The problem | Repeat every line below exactly as it reads.

[Stored data]
══════════════════════════════

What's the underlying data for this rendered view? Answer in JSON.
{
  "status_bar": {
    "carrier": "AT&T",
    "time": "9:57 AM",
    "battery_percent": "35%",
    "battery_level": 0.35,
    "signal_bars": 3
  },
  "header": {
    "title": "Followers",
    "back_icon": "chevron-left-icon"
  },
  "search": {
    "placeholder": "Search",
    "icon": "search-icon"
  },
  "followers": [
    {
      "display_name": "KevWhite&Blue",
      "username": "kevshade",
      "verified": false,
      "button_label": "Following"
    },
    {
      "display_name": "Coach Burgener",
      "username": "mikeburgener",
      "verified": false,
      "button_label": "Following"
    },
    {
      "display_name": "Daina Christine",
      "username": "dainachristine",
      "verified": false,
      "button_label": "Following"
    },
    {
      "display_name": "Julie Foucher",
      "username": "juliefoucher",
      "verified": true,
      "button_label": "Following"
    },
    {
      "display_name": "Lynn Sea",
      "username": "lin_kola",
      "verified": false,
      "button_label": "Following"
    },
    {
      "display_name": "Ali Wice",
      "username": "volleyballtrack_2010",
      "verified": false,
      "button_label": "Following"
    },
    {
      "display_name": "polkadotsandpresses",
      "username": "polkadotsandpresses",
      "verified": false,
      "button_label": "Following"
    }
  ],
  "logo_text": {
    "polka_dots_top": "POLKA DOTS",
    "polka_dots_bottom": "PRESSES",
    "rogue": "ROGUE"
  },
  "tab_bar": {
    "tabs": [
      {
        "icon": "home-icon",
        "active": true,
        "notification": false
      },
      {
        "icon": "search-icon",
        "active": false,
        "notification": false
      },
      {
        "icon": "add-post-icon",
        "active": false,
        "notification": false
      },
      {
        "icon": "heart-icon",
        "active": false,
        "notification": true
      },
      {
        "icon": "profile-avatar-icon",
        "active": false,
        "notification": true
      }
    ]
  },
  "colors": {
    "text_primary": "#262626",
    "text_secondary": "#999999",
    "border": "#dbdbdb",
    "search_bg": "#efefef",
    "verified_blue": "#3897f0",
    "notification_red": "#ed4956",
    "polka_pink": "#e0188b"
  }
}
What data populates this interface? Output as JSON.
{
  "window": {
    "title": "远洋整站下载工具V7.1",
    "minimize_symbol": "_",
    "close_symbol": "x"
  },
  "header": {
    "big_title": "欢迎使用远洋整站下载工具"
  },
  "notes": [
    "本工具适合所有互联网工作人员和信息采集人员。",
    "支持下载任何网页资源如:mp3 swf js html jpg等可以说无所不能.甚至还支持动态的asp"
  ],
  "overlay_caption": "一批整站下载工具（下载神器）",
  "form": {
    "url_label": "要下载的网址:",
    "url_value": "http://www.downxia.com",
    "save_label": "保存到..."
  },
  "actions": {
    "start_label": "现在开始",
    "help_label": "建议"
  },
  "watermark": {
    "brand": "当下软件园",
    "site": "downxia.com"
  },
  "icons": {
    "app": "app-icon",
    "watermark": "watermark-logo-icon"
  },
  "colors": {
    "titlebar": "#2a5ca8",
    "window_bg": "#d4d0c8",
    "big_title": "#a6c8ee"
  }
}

══════════════════════════════

Full response |
What's the underlying data for this rendered view? Answer in JSON.
{
  "status_bar": {
    "carrier": "AT&T",
    "time": "9:57 AM",
    "battery_percent": "35%",
    "battery_level": 0.35,
    "signal_bars": 3
  },
  "header": {
    "title": "Followers",
    "back_icon": "chevron-left-icon"
  },
  "search": {
    "placeholder": "Search",
    "icon": "search-icon"
  },
  "followers": [
    {
      "display_name": "KevWhite&Blue",
      "username": "kevshade",
      "verified": false,
      "button_label": "Following"
    },
    {
      "display_name": "Coach Burgener",
      "username": "mikeburgener",
      "verified": false,
      "button_label": "Following"
    },
    {
      "display_name": "Daina Christine",
      "username": "dainachristine",
      "verified": false,
      "button_label": "Following"
    },
    {
      "display_name": "Julie Foucher",
      "username": "juliefoucher",
      "verified": true,
      "button_label": "Following"
    },
    {
      "display_name": "Lynn Sea",
      "username": "lin_kola",
      "verified": false,
      "button_label": "Following"
    },
    {
      "display_name": "Ali Wice",
      "username": "volleyballtrack_2010",
      "verified": false,
      "button_label": "Following"
    },
    {
      "display_name": "polkadotsandpresses",
      "username": "polkadotsandpresses",
      "verified": false,
      "button_label": "Following"
    }
  ],
  "logo_text": {
    "polka_dots_top": "POLKA DOTS",
    "polka_dots_bottom": "PRESSES",
    "rogue": "ROGUE"
  },
  "tab_bar": {
    "tabs": [
      {
        "icon": "home-icon",
        "active": true,
        "notification": false
      },
      {
        "icon": "search-icon",
        "active": false,
        "notification": false
      },
      {
        "icon": "add-post-icon",
        "active": false,
        "notification": false
      },
      {
        "icon": "heart-icon",
        "active": false,
        "notification": true
      },
      {
        "icon": "profile-avatar-icon",
        "active": false,
        "notification": true
      }
    ]
  },
  "colors": {
    "text_primary": "#262626",
    "text_secondary": "#999999",
    "border": "#dbdbdb",
    "search_bg": "#efefef",
    "verified_blue": "#3897f0",
    "notification_red": "#ed4956",
    "polka_pink": "#e0188b"
  }
}
What data populates this interface? Output as JSON.
{
  "window": {
    "title": "远洋整站下载工具V7.1",
    "minimize_symbol": "_",
    "close_symbol": "x"
  },
  "header": {
    "big_title": "欢迎使用远洋整站下载工具"
  },
  "notes": [
    "本工具适合所有互联网工作人员和信息采集人员。",
    "支持下载任何网页资源如:mp3 swf js html jpg等可以说无所不能.甚至还支持动态的asp"
  ],
  "overlay_caption": "一批整站下载工具（下载神器）",
  "form": {
    "url_label": "要下载的网址:",
    "url_value": "http://www.downxia.com",
    "save_label": "保存到..."
  },
  "actions": {
    "start_label": "现在开始",
    "help_label": "建议"
  },
  "watermark": {
    "brand": "当下软件园",
    "site": "downxia.com"
  },
  "icons": {
    "app": "app-icon",
    "watermark": "watermark-logo-icon"
  },
  "colors": {
    "titlebar": "#2a5ca8",
    "window_bg": "#d4d0c8",
    "big_title": "#a6c8ee"
  }
}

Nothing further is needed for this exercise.